Stored dataset items

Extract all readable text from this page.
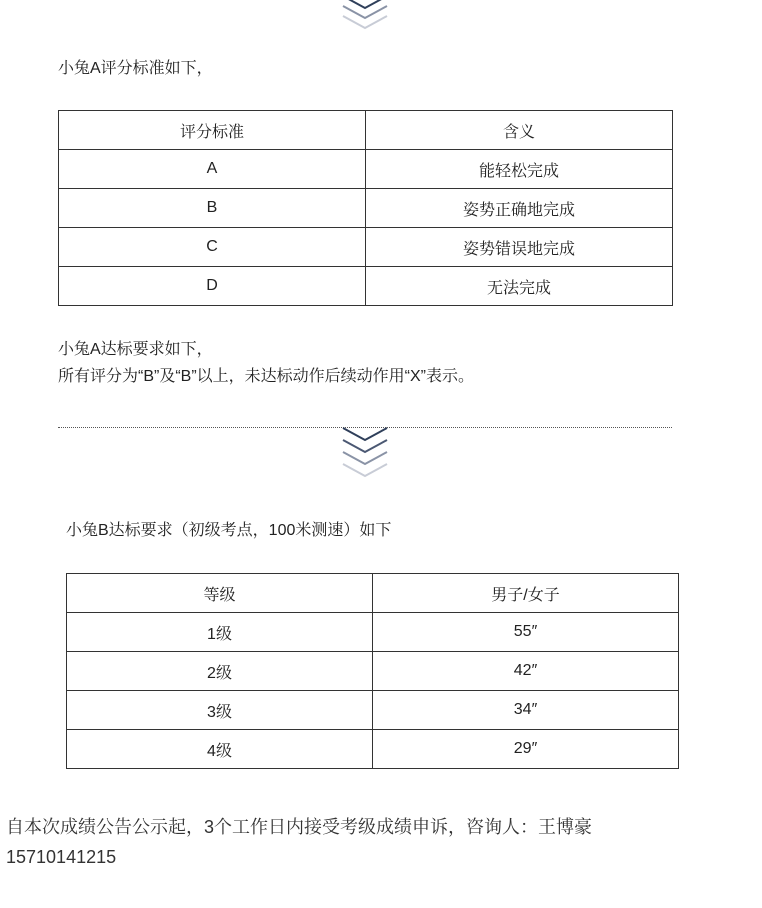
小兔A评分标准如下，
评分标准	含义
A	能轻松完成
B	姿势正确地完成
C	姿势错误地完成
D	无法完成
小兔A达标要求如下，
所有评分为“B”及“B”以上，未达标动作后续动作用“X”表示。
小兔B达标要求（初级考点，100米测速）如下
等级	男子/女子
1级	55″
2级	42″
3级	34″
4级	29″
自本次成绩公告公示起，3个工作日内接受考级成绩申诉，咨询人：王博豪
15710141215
* * *
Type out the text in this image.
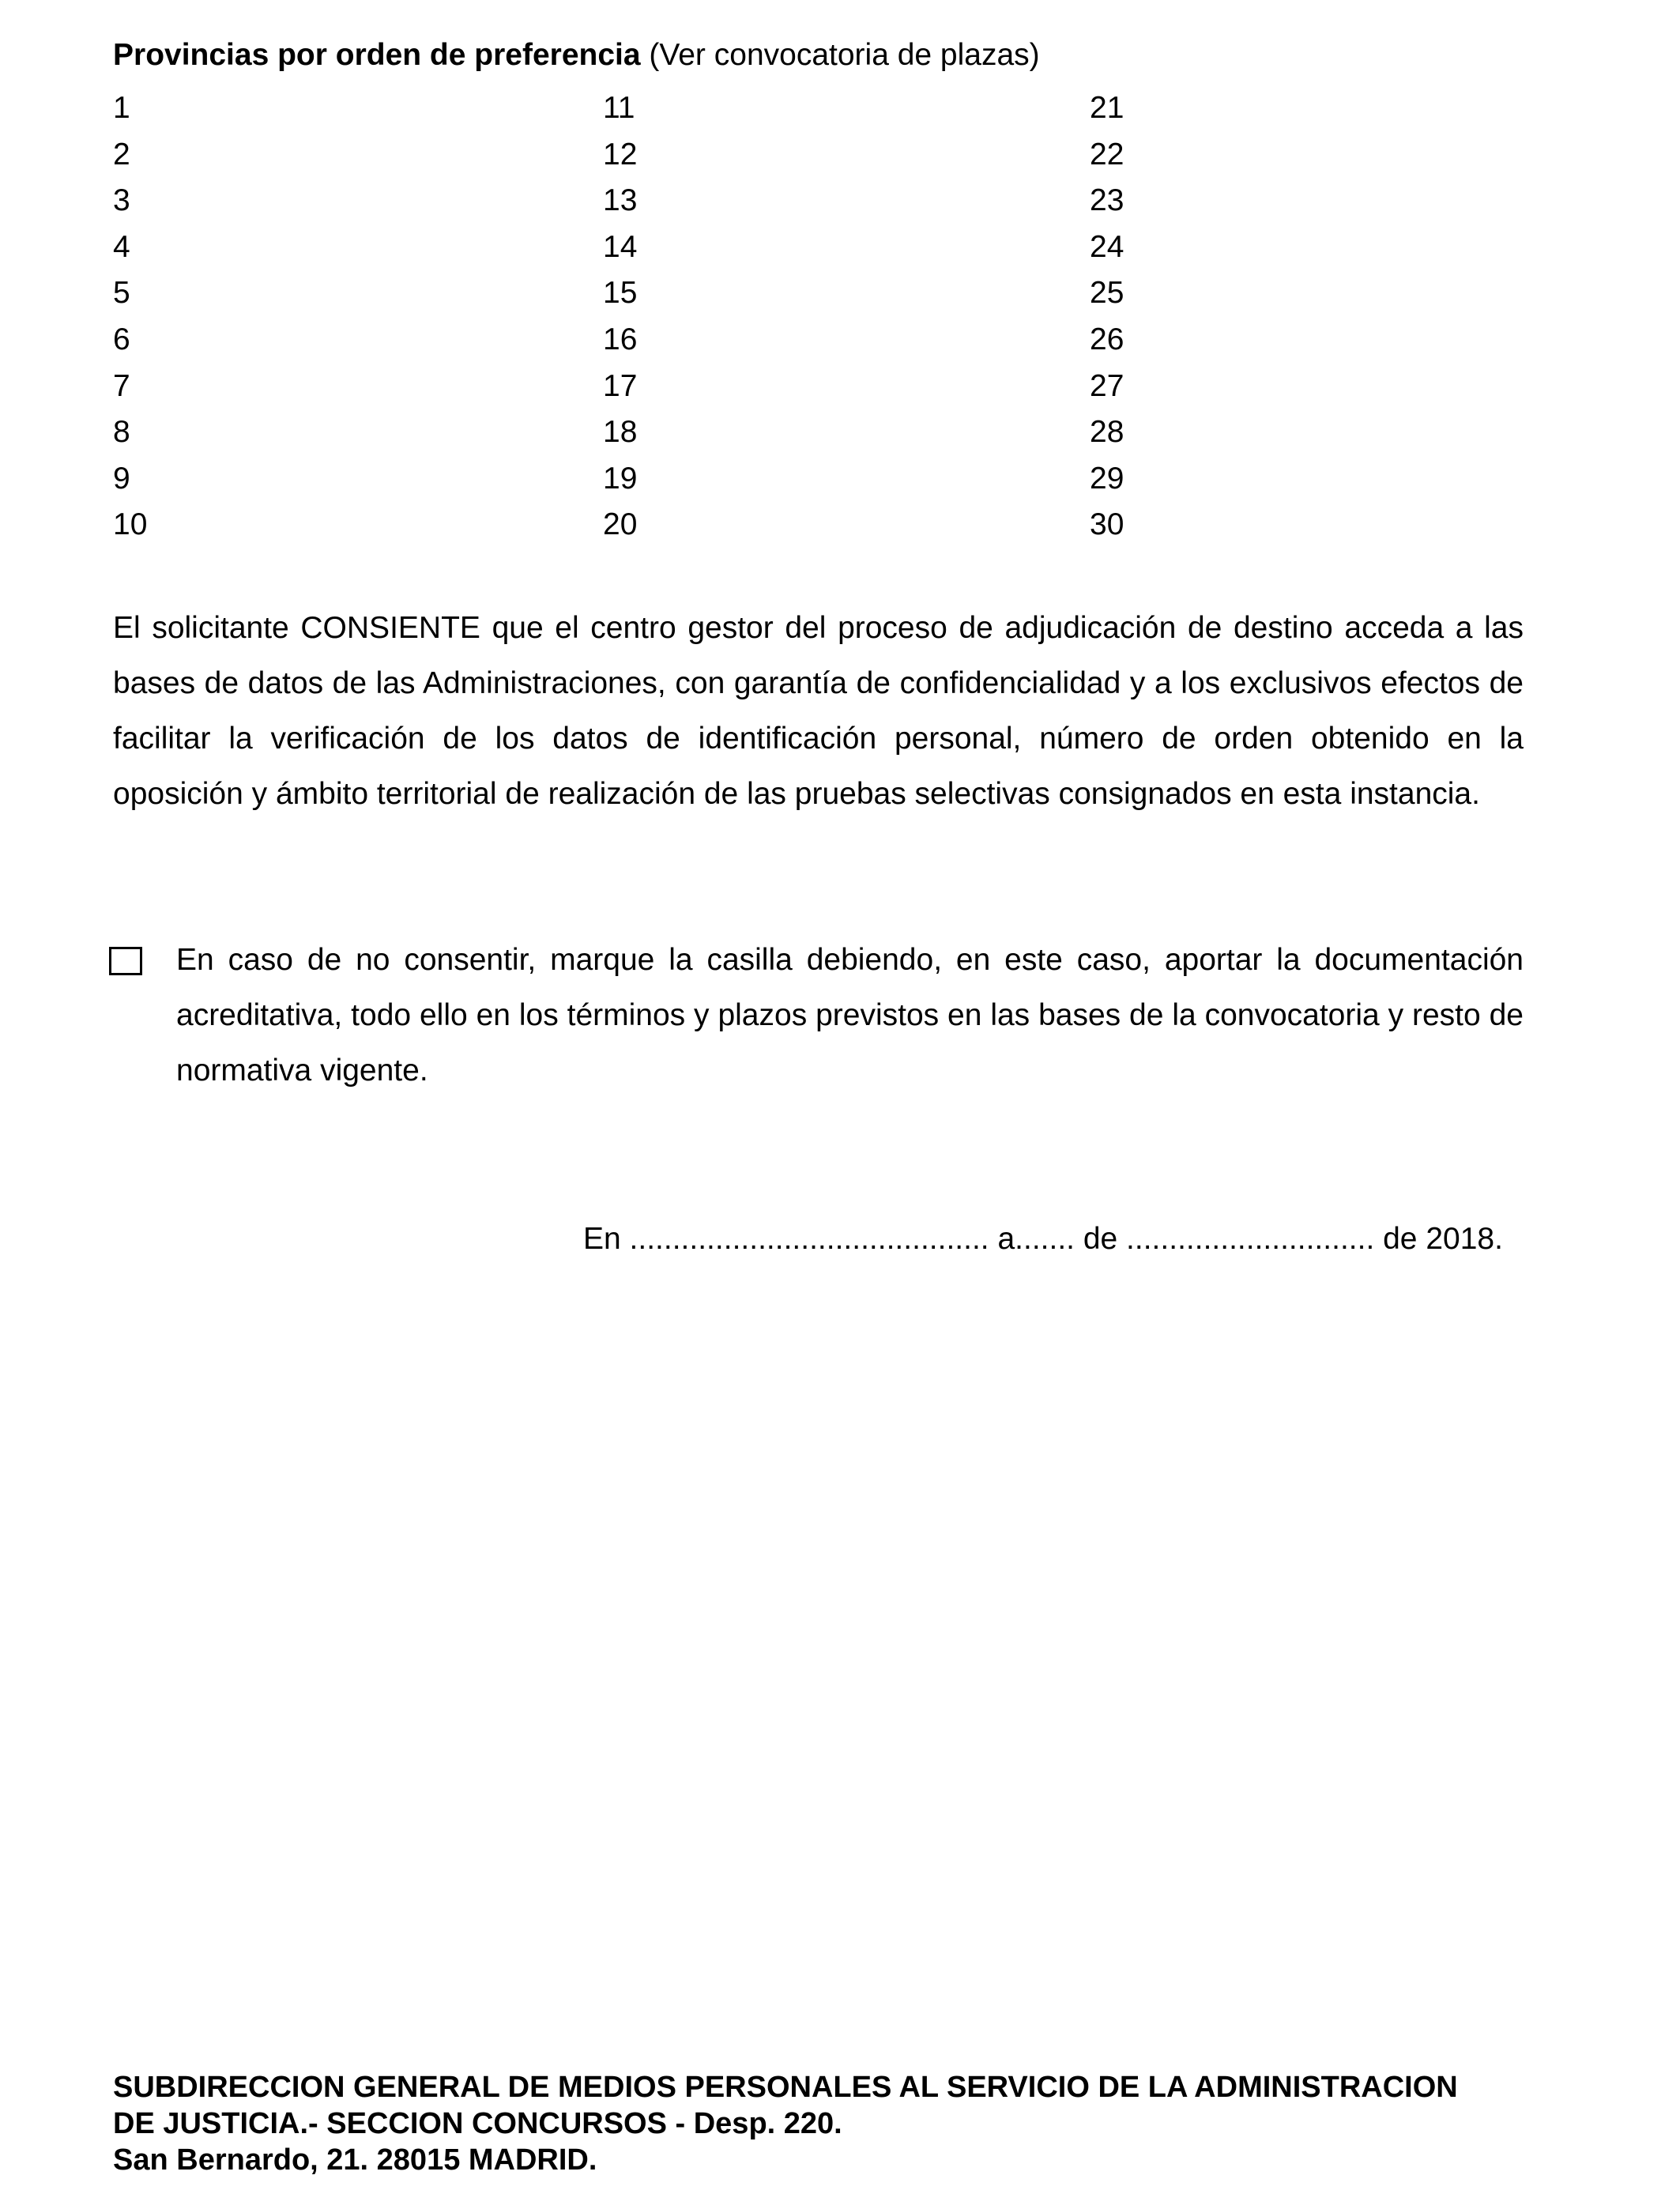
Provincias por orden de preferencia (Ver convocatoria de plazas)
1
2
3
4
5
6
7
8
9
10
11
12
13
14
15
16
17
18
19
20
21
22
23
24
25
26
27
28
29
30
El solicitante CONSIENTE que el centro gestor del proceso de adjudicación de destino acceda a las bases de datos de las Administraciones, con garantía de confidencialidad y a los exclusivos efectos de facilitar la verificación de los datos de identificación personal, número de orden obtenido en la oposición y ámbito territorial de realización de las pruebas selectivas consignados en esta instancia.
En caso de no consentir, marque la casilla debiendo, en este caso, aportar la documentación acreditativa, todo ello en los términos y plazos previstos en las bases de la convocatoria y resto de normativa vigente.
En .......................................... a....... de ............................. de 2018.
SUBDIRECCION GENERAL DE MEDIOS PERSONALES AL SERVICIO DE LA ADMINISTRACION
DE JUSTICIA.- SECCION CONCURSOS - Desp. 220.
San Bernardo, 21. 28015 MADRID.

* [Aim of the task] Report all lines of the material that contain the word "orden".

* [Answer to this problem]
Provincias por orden de preferencia (Ver convocatoria de plazas)
El solicitante CONSIENTE que el centro gestor del proceso de adjudicación de destino acceda a las bases de datos de las Administraciones, con garantía de confidencialidad y a los exclusivos efectos de facilitar la verificación de los datos de identificación personal, número de orden obtenido en la oposición y ámbito territorial de realización de las pruebas selectivas consignados en esta instancia.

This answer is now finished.